*Data supplied*

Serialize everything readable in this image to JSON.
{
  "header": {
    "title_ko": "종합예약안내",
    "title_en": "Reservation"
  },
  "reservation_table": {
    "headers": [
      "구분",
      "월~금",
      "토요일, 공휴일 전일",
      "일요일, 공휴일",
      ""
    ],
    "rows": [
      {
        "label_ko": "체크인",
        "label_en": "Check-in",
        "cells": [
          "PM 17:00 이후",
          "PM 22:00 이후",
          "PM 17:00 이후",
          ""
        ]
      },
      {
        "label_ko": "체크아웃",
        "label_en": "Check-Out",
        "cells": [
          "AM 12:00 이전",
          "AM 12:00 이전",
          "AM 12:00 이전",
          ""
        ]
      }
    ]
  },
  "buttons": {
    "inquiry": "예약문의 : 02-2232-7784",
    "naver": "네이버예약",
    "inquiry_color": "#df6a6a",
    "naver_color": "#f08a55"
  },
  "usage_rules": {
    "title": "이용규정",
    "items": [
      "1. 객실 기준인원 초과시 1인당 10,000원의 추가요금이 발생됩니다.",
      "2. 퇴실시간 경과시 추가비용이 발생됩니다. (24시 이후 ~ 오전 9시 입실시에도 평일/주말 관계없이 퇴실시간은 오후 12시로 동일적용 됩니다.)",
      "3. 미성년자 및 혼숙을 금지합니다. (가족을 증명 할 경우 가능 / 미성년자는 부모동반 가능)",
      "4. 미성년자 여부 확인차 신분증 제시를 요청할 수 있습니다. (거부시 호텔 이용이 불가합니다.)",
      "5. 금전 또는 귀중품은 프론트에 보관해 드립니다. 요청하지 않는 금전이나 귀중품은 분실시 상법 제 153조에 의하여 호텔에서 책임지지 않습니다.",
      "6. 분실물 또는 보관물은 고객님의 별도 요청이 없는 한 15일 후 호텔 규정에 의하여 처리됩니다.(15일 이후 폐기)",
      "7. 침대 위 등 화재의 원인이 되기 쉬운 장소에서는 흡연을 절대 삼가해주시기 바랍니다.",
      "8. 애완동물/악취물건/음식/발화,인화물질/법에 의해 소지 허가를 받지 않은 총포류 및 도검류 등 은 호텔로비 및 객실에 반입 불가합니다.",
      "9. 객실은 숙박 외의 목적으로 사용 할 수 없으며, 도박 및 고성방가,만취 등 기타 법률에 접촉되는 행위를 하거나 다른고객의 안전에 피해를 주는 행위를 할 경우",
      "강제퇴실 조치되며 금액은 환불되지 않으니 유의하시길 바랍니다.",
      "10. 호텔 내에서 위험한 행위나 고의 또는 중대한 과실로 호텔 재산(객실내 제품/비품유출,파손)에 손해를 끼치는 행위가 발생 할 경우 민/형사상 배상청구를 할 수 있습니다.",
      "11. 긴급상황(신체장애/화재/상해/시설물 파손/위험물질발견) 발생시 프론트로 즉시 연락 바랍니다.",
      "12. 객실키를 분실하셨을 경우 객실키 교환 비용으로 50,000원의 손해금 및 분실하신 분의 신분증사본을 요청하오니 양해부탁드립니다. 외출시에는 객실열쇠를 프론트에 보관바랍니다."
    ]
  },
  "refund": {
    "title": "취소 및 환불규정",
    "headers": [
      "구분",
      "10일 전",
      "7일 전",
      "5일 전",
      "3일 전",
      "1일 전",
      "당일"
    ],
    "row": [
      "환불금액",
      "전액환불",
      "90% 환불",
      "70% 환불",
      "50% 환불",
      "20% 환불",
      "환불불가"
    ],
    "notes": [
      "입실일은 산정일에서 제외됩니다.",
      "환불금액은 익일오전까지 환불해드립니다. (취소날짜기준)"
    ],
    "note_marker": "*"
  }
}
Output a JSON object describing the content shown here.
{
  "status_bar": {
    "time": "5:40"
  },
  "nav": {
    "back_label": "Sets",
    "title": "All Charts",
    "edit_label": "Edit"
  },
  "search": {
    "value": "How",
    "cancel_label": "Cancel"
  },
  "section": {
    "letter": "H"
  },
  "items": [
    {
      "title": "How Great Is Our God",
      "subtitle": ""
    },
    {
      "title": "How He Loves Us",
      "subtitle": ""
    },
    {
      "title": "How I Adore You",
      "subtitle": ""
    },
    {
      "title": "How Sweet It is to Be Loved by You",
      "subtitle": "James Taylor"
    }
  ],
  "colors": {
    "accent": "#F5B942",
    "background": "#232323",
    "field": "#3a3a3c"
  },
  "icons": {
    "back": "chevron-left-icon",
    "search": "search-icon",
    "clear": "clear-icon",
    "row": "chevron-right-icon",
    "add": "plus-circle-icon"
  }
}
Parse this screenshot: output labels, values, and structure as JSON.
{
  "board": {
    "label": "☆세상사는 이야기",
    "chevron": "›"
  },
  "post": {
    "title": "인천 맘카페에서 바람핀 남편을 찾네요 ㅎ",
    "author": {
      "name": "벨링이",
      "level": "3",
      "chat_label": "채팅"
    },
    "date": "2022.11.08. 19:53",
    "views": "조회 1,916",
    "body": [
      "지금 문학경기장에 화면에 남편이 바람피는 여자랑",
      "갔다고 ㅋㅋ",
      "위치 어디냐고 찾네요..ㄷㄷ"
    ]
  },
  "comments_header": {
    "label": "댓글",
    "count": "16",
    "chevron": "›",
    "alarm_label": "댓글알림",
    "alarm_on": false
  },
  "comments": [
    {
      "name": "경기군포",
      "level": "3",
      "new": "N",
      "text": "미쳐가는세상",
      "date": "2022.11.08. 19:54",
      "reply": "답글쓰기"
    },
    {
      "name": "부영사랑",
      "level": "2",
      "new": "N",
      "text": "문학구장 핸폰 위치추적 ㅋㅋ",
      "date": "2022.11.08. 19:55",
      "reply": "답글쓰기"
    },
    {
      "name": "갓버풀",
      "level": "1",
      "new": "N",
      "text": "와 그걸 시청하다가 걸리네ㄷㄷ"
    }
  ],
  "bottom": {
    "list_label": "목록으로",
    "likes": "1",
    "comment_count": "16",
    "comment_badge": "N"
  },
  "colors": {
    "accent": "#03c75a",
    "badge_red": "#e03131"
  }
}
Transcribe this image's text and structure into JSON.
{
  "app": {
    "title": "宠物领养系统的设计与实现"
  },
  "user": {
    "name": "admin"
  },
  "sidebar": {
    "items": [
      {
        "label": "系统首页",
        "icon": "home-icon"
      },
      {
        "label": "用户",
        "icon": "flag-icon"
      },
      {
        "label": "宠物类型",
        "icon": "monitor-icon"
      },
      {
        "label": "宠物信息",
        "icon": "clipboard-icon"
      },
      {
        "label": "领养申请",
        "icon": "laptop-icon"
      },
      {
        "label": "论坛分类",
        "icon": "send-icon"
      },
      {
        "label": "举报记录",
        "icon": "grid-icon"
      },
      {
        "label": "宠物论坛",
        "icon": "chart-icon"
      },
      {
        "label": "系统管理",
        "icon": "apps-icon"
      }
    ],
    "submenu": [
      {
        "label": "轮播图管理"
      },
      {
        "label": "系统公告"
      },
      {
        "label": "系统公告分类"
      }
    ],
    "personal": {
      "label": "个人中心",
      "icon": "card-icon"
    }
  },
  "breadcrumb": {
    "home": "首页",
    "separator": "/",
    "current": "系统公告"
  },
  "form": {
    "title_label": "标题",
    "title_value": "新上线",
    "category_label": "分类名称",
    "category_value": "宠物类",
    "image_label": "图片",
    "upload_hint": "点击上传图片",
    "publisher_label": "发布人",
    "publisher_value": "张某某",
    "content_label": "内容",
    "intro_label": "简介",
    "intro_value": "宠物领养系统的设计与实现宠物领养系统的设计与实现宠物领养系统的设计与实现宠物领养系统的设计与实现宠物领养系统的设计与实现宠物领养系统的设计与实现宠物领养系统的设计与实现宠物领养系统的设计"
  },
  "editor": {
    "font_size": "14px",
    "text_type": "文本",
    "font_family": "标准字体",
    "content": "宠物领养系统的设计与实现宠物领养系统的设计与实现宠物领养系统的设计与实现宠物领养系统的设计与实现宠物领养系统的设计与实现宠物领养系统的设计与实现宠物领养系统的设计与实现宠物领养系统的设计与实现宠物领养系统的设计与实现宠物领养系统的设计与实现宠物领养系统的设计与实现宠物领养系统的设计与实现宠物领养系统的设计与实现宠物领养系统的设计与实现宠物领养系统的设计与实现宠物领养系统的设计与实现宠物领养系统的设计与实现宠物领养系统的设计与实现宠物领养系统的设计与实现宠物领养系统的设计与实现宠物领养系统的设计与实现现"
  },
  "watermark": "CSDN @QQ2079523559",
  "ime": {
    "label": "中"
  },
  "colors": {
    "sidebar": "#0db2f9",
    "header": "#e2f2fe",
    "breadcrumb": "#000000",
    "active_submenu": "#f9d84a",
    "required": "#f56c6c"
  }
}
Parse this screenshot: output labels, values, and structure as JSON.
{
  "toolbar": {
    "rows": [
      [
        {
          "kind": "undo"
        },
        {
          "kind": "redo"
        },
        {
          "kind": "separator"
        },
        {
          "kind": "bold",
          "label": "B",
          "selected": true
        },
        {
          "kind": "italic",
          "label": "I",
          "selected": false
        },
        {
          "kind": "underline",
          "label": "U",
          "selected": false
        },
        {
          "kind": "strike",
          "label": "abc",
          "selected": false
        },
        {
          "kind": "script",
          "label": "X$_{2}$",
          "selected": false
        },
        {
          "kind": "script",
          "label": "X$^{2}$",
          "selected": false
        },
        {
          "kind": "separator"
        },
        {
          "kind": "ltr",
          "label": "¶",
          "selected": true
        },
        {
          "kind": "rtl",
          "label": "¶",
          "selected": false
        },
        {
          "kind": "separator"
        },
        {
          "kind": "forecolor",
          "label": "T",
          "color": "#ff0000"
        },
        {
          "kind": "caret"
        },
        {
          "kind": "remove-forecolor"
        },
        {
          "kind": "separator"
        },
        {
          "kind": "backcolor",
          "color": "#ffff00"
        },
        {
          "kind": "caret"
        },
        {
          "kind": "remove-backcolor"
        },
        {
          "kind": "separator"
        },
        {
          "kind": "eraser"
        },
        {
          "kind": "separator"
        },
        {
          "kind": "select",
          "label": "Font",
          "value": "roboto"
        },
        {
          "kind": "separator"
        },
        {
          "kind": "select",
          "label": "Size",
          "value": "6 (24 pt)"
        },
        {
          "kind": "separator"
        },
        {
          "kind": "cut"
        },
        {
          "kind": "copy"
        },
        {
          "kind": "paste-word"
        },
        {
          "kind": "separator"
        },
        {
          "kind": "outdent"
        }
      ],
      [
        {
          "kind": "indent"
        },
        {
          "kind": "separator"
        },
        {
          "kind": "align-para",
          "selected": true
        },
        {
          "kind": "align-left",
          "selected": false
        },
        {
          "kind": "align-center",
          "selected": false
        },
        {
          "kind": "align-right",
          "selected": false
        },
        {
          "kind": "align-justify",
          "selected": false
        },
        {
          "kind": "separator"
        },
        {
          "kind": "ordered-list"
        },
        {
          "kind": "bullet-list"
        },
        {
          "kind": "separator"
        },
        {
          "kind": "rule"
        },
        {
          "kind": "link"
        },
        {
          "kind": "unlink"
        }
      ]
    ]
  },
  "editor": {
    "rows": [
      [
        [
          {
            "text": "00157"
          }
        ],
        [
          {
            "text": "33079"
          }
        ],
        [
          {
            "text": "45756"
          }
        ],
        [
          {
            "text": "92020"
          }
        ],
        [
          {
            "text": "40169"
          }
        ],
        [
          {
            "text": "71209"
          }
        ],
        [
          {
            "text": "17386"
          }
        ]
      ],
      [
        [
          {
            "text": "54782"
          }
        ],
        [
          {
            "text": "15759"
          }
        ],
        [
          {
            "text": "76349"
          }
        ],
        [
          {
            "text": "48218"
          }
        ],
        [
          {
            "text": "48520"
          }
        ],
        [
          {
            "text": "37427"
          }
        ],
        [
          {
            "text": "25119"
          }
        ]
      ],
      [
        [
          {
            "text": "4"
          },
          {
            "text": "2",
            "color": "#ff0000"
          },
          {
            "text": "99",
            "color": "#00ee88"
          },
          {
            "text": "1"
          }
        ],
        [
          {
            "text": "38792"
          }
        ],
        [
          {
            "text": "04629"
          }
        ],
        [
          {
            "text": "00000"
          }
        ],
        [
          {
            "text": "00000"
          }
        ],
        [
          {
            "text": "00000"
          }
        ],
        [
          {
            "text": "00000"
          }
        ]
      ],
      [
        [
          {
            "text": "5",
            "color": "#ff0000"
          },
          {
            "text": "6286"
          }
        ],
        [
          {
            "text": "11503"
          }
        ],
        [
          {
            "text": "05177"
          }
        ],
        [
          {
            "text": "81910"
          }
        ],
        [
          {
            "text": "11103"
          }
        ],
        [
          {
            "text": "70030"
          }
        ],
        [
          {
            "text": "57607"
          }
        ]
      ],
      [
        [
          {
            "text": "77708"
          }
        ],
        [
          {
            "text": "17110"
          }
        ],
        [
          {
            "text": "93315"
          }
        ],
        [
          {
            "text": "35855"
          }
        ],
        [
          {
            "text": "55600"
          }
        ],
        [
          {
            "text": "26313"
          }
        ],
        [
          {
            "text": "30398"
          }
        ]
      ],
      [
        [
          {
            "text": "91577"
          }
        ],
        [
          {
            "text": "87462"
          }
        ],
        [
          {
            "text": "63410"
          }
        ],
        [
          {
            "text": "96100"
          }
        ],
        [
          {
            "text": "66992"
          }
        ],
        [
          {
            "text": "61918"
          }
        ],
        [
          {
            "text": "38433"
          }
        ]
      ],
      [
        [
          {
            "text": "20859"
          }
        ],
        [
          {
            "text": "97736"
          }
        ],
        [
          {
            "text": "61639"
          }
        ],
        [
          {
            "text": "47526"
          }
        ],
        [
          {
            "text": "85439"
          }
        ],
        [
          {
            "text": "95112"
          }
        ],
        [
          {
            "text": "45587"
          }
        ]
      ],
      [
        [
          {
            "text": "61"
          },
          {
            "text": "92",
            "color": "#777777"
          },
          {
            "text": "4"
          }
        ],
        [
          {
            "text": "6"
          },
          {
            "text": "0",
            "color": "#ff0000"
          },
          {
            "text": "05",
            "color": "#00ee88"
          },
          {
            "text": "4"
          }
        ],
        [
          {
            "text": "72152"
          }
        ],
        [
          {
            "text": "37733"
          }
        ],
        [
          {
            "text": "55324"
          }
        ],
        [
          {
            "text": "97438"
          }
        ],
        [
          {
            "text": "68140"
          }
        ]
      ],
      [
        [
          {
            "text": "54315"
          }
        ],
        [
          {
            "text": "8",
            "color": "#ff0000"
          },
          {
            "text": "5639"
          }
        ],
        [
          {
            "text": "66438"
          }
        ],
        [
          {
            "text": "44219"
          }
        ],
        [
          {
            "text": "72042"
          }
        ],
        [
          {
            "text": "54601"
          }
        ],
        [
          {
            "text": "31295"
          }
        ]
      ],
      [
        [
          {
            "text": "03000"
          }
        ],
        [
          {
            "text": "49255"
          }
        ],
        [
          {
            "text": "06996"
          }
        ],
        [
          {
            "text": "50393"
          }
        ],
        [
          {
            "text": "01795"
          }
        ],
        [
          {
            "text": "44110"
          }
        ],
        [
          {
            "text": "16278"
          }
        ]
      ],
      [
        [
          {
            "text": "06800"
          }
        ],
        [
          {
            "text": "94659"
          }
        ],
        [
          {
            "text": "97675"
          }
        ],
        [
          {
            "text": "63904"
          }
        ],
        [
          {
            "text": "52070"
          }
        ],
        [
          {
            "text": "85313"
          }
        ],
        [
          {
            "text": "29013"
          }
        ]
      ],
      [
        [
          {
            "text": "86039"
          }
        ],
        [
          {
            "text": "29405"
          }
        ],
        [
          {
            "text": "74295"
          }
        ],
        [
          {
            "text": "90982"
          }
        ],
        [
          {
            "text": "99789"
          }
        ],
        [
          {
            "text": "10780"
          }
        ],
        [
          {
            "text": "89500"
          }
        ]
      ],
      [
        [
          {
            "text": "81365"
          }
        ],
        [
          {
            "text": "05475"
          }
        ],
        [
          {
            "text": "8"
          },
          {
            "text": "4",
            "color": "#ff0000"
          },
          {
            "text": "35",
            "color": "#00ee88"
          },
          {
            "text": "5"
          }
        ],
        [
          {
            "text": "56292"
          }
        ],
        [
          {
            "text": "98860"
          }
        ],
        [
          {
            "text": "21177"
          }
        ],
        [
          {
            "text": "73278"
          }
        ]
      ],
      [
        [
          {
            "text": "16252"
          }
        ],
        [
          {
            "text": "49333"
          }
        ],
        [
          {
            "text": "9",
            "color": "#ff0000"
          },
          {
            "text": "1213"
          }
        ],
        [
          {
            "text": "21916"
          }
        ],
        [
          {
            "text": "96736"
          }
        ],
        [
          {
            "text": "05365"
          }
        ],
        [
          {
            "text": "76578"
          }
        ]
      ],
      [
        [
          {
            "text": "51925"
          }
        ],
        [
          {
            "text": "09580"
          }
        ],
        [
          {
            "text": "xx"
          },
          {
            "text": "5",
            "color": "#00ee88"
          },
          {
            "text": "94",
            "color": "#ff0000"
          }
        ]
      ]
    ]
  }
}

*The problem*
In the entries above, count each line with "forecolor"; reply with the total only.

*Solution to this problem*
2